◆ **Required work**: Repeat each entry in full, exactly.
╔══
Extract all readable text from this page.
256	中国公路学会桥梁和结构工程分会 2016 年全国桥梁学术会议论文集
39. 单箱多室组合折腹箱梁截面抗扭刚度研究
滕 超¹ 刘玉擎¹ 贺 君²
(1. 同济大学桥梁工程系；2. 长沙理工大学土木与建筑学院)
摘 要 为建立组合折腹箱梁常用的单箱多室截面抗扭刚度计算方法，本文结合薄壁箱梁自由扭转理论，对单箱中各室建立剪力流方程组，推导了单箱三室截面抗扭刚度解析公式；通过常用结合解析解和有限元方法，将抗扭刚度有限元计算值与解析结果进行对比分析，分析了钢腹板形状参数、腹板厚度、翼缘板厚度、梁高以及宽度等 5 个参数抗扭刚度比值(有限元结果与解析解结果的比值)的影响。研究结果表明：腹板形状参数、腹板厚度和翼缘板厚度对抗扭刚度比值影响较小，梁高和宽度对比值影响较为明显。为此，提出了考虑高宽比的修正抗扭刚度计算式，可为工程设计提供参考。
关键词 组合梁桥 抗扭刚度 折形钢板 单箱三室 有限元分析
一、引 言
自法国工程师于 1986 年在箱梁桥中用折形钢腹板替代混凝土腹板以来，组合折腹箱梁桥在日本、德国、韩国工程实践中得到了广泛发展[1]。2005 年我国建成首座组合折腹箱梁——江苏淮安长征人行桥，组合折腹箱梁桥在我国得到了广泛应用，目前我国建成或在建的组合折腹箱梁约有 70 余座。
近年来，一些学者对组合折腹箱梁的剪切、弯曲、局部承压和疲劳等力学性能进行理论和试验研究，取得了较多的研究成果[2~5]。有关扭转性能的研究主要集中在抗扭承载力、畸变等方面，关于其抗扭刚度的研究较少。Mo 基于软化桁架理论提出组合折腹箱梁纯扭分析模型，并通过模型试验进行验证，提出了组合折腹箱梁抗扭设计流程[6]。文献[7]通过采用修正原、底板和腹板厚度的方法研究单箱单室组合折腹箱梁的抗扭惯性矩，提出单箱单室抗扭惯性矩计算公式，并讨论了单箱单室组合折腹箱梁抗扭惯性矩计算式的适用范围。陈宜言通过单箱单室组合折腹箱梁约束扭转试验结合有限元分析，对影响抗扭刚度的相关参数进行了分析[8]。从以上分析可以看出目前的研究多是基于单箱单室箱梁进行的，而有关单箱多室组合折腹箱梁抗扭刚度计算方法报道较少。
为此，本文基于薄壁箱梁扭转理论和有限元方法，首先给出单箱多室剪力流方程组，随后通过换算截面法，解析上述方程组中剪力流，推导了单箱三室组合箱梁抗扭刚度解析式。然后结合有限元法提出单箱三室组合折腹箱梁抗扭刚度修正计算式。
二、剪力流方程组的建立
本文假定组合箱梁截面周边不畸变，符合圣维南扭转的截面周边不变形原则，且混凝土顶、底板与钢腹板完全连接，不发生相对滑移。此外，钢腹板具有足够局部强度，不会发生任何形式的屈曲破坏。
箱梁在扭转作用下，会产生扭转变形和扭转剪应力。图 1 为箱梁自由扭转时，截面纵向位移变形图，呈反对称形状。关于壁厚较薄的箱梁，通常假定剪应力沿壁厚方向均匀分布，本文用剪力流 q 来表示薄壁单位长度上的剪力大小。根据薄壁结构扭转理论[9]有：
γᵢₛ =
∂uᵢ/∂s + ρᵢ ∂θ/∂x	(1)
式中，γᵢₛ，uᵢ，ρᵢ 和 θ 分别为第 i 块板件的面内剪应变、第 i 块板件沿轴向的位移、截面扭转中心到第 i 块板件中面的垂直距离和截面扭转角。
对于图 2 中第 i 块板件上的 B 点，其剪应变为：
╚══
◆ **Answer for this exercise**:
Extract all readable text from this page.
256	中国公路学会桥梁和结构工程分会 2016 年全国桥梁学术会议论文集
39. 单箱多室组合折腹箱梁截面抗扭刚度研究
滕 超¹ 刘玉擎¹ 贺 君²
(1. 同济大学桥梁工程系；2. 长沙理工大学土木与建筑学院)
摘 要 为建立组合折腹箱梁常用的单箱多室截面抗扭刚度计算方法，本文结合薄壁箱梁自由扭转理论，对单箱中各室建立剪力流方程组，推导了单箱三室截面抗扭刚度解析公式；通过常用结合解析解和有限元方法，将抗扭刚度有限元计算值与解析结果进行对比分析，分析了钢腹板形状参数、腹板厚度、翼缘板厚度、梁高以及宽度等 5 个参数抗扭刚度比值(有限元结果与解析解结果的比值)的影响。研究结果表明：腹板形状参数、腹板厚度和翼缘板厚度对抗扭刚度比值影响较小，梁高和宽度对比值影响较为明显。为此，提出了考虑高宽比的修正抗扭刚度计算式，可为工程设计提供参考。
关键词 组合梁桥 抗扭刚度 折形钢板 单箱三室 有限元分析
一、引 言
自法国工程师于 1986 年在箱梁桥中用折形钢腹板替代混凝土腹板以来，组合折腹箱梁桥在日本、德国、韩国工程实践中得到了广泛发展[1]。2005 年我国建成首座组合折腹箱梁——江苏淮安长征人行桥，组合折腹箱梁桥在我国得到了广泛应用，目前我国建成或在建的组合折腹箱梁约有 70 余座。
近年来，一些学者对组合折腹箱梁的剪切、弯曲、局部承压和疲劳等力学性能进行理论和试验研究，取得了较多的研究成果[2~5]。有关扭转性能的研究主要集中在抗扭承载力、畸变等方面，关于其抗扭刚度的研究较少。Mo 基于软化桁架理论提出组合折腹箱梁纯扭分析模型，并通过模型试验进行验证，提出了组合折腹箱梁抗扭设计流程[6]。文献[7]通过采用修正原、底板和腹板厚度的方法研究单箱单室组合折腹箱梁的抗扭惯性矩，提出单箱单室抗扭惯性矩计算公式，并讨论了单箱单室组合折腹箱梁抗扭惯性矩计算式的适用范围。陈宜言通过单箱单室组合折腹箱梁约束扭转试验结合有限元分析，对影响抗扭刚度的相关参数进行了分析[8]。从以上分析可以看出目前的研究多是基于单箱单室箱梁进行的，而有关单箱多室组合折腹箱梁抗扭刚度计算方法报道较少。
为此，本文基于薄壁箱梁扭转理论和有限元方法，首先给出单箱多室剪力流方程组，随后通过换算截面法，解析上述方程组中剪力流，推导了单箱三室组合箱梁抗扭刚度解析式。然后结合有限元法提出单箱三室组合折腹箱梁抗扭刚度修正计算式。
二、剪力流方程组的建立
本文假定组合箱梁截面周边不畸变，符合圣维南扭转的截面周边不变形原则，且混凝土顶、底板与钢腹板完全连接，不发生相对滑移。此外，钢腹板具有足够局部强度，不会发生任何形式的屈曲破坏。
箱梁在扭转作用下，会产生扭转变形和扭转剪应力。图 1 为箱梁自由扭转时，截面纵向位移变形图，呈反对称形状。关于壁厚较薄的箱梁，通常假定剪应力沿壁厚方向均匀分布，本文用剪力流 q 来表示薄壁单位长度上的剪力大小。根据薄壁结构扭转理论[9]有：
γᵢₛ =
∂uᵢ/∂s + ρᵢ ∂θ/∂x	(1)
式中，γᵢₛ，uᵢ，ρᵢ 和 θ 分别为第 i 块板件的面内剪应变、第 i 块板件沿轴向的位移、截面扭转中心到第 i 块板件中面的垂直距离和截面扭转角。
对于图 2 中第 i 块板件上的 B 点，其剪应变为：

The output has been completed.